WORK TO COMPLETE: Copy out the lines that include the word "Lights".

[Extracted records]
--------------------------------------------------
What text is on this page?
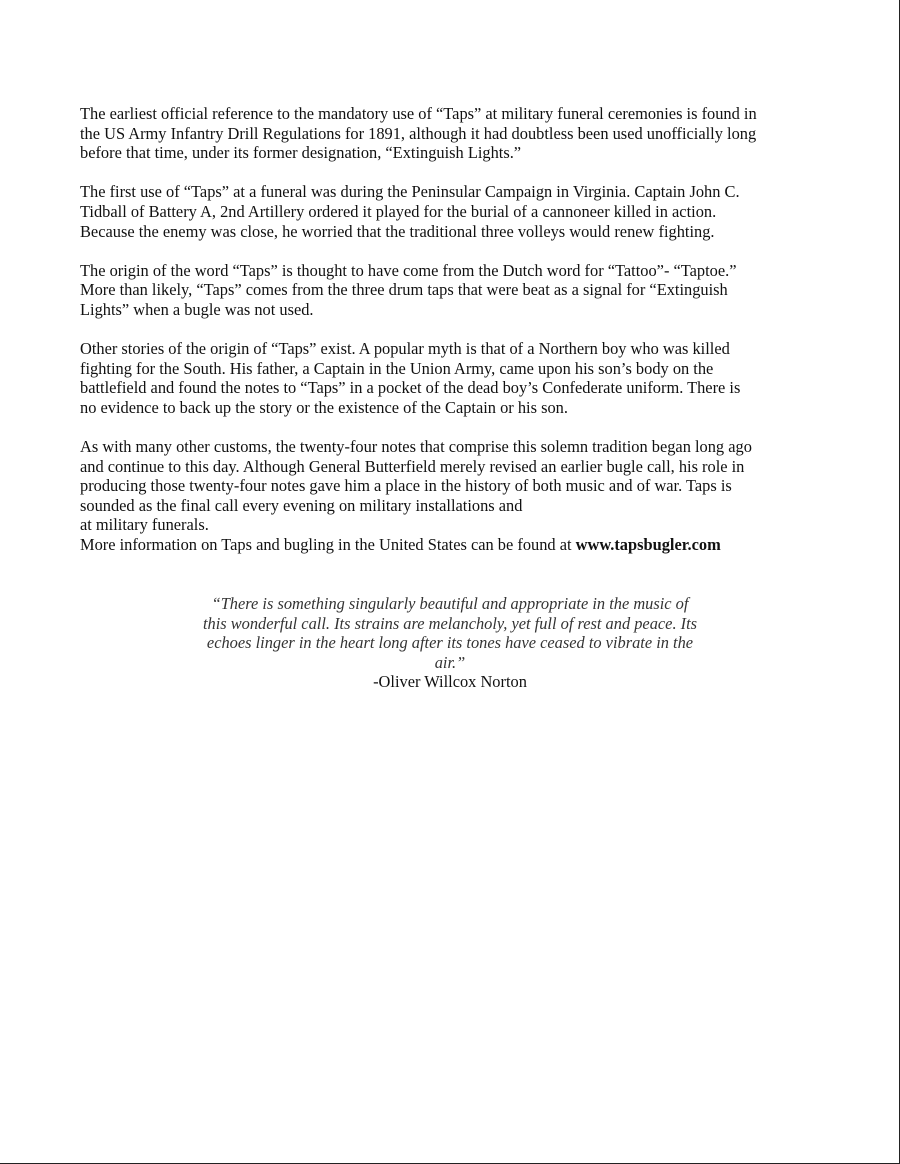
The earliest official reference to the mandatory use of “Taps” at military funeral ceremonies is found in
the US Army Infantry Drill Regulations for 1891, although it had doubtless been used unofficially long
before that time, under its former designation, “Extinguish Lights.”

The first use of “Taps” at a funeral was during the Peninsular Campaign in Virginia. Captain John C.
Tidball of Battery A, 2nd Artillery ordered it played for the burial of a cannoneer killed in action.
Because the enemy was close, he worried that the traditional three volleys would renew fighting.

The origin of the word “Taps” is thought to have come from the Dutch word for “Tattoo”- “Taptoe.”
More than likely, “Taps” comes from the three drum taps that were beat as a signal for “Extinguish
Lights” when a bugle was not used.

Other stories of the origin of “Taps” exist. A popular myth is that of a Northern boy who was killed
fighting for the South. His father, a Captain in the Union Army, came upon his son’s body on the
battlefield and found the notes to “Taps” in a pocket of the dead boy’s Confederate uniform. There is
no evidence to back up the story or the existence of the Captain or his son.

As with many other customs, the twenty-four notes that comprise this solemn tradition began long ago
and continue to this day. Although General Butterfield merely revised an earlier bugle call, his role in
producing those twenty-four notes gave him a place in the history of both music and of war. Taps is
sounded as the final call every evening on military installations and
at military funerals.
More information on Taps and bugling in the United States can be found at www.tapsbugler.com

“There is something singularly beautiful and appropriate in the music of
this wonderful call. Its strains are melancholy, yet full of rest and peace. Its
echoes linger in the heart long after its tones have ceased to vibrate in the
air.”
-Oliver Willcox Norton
--------------------------------------------------
WRITTEN SOLUTION:
before that time, under its former designation, “Extinguish Lights.”
Lights” when a bugle was not used.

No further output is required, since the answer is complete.